──────── TASK MATERIAL ────────

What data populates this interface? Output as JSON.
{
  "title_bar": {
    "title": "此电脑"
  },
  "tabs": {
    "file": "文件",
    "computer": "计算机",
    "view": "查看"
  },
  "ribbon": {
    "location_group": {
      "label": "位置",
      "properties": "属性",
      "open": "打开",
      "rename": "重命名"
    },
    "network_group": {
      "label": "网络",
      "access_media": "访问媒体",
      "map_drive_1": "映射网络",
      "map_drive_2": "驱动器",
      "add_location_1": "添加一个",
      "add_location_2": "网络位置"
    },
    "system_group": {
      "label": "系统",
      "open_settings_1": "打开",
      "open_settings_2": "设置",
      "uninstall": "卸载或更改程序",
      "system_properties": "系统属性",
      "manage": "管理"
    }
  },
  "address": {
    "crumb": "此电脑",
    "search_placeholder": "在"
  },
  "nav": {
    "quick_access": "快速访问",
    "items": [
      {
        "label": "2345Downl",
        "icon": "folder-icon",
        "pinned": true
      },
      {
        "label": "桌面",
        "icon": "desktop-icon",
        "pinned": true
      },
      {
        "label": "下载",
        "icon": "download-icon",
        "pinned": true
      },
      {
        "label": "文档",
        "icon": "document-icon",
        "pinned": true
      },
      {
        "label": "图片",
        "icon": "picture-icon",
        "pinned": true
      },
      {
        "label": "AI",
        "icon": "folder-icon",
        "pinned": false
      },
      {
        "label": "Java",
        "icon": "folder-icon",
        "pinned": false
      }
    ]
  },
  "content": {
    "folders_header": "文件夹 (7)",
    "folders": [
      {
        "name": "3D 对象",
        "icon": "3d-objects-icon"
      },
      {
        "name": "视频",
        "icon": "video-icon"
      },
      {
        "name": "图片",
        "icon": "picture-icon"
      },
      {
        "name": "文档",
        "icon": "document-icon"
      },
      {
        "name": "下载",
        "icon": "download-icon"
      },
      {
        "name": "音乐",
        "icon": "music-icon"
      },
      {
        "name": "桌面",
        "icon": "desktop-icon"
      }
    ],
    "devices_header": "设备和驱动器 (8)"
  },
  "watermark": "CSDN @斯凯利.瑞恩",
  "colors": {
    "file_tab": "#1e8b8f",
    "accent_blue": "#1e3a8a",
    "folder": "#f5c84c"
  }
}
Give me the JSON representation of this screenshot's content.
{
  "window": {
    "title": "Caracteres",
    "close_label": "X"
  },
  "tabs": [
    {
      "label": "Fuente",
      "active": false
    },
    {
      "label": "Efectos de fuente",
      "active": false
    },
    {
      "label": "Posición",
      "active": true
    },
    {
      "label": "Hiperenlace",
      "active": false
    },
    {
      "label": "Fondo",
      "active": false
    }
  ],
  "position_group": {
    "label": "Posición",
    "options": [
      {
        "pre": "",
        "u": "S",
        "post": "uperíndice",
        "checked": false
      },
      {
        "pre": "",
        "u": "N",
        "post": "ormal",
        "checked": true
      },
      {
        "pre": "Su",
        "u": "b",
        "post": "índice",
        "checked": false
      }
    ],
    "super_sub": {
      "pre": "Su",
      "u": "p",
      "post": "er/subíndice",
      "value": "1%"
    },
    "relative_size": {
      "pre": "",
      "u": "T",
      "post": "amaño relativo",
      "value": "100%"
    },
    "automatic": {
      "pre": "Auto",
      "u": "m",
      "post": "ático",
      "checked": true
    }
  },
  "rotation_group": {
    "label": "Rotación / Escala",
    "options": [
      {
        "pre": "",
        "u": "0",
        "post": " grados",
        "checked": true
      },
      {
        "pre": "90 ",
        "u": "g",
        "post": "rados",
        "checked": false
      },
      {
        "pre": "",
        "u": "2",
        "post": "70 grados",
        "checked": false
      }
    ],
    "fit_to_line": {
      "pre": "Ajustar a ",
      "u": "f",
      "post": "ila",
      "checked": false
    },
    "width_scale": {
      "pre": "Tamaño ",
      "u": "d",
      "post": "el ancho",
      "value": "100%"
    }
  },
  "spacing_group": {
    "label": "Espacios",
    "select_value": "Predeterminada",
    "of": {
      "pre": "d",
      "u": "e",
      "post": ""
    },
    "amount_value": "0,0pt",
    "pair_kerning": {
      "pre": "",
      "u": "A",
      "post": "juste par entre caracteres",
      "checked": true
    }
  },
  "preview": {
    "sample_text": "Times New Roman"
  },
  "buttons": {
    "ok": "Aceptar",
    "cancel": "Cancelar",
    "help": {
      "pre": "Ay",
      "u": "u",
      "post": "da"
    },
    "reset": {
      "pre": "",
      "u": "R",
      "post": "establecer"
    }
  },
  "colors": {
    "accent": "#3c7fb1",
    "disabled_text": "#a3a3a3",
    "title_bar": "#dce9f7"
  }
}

────────

### TASK PROMPT
Your task is to quote all of the data word for word.

### OUTPUT FOR THIS TASK
What data populates this interface? Output as JSON.
{
  "title_bar": {
    "title": "此电脑"
  },
  "tabs": {
    "file": "文件",
    "computer": "计算机",
    "view": "查看"
  },
  "ribbon": {
    "location_group": {
      "label": "位置",
      "properties": "属性",
      "open": "打开",
      "rename": "重命名"
    },
    "network_group": {
      "label": "网络",
      "access_media": "访问媒体",
      "map_drive_1": "映射网络",
      "map_drive_2": "驱动器",
      "add_location_1": "添加一个",
      "add_location_2": "网络位置"
    },
    "system_group": {
      "label": "系统",
      "open_settings_1": "打开",
      "open_settings_2": "设置",
      "uninstall": "卸载或更改程序",
      "system_properties": "系统属性",
      "manage": "管理"
    }
  },
  "address": {
    "crumb": "此电脑",
    "search_placeholder": "在"
  },
  "nav": {
    "quick_access": "快速访问",
    "items": [
      {
        "label": "2345Downl",
        "icon": "folder-icon",
        "pinned": true
      },
      {
        "label": "桌面",
        "icon": "desktop-icon",
        "pinned": true
      },
      {
        "label": "下载",
        "icon": "download-icon",
        "pinned": true
      },
      {
        "label": "文档",
        "icon": "document-icon",
        "pinned": true
      },
      {
        "label": "图片",
        "icon": "picture-icon",
        "pinned": true
      },
      {
        "label": "AI",
        "icon": "folder-icon",
        "pinned": false
      },
      {
        "label": "Java",
        "icon": "folder-icon",
        "pinned": false
      }
    ]
  },
  "content": {
    "folders_header": "文件夹 (7)",
    "folders": [
      {
        "name": "3D 对象",
        "icon": "3d-objects-icon"
      },
      {
        "name": "视频",
        "icon": "video-icon"
      },
      {
        "name": "图片",
        "icon": "picture-icon"
      },
      {
        "name": "文档",
        "icon": "document-icon"
      },
      {
        "name": "下载",
        "icon": "download-icon"
      },
      {
        "name": "音乐",
        "icon": "music-icon"
      },
      {
        "name": "桌面",
        "icon": "desktop-icon"
      }
    ],
    "devices_header": "设备和驱动器 (8)"
  },
  "watermark": "CSDN @斯凯利.瑞恩",
  "colors": {
    "file_tab": "#1e8b8f",
    "accent_blue": "#1e3a8a",
    "folder": "#f5c84c"
  }
}
Give me the JSON representation of this screenshot's content.
{
  "window": {
    "title": "Caracteres",
    "close_label": "X"
  },
  "tabs": [
    {
      "label": "Fuente",
      "active": false
    },
    {
      "label": "Efectos de fuente",
      "active": false
    },
    {
      "label": "Posición",
      "active": true
    },
    {
      "label": "Hiperenlace",
      "active": false
    },
    {
      "label": "Fondo",
      "active": false
    }
  ],
  "position_group": {
    "label": "Posición",
    "options": [
      {
        "pre": "",
        "u": "S",
        "post": "uperíndice",
        "checked": false
      },
      {
        "pre": "",
        "u": "N",
        "post": "ormal",
        "checked": true
      },
      {
        "pre": "Su",
        "u": "b",
        "post": "índice",
        "checked": false
      }
    ],
    "super_sub": {
      "pre": "Su",
      "u": "p",
      "post": "er/subíndice",
      "value": "1%"
    },
    "relative_size": {
      "pre": "",
      "u": "T",
      "post": "amaño relativo",
      "value": "100%"
    },
    "automatic": {
      "pre": "Auto",
      "u": "m",
      "post": "ático",
      "checked": true
    }
  },
  "rotation_group": {
    "label": "Rotación / Escala",
    "options": [
      {
        "pre": "",
        "u": "0",
        "post": " grados",
        "checked": true
      },
      {
        "pre": "90 ",
        "u": "g",
        "post": "rados",
        "checked": false
      },
      {
        "pre": "",
        "u": "2",
        "post": "70 grados",
        "checked": false
      }
    ],
    "fit_to_line": {
      "pre": "Ajustar a ",
      "u": "f",
      "post": "ila",
      "checked": false
    },
    "width_scale": {
      "pre": "Tamaño ",
      "u": "d",
      "post": "el ancho",
      "value": "100%"
    }
  },
  "spacing_group": {
    "label": "Espacios",
    "select_value": "Predeterminada",
    "of": {
      "pre": "d",
      "u": "e",
      "post": ""
    },
    "amount_value": "0,0pt",
    "pair_kerning": {
      "pre": "",
      "u": "A",
      "post": "juste par entre caracteres",
      "checked": true
    }
  },
  "preview": {
    "sample_text": "Times New Roman"
  },
  "buttons": {
    "ok": "Aceptar",
    "cancel": "Cancelar",
    "help": {
      "pre": "Ay",
      "u": "u",
      "post": "da"
    },
    "reset": {
      "pre": "",
      "u": "R",
      "post": "establecer"
    }
  },
  "colors": {
    "accent": "#3c7fb1",
    "disabled_text": "#a3a3a3",
    "title_bar": "#dce9f7"
  }
}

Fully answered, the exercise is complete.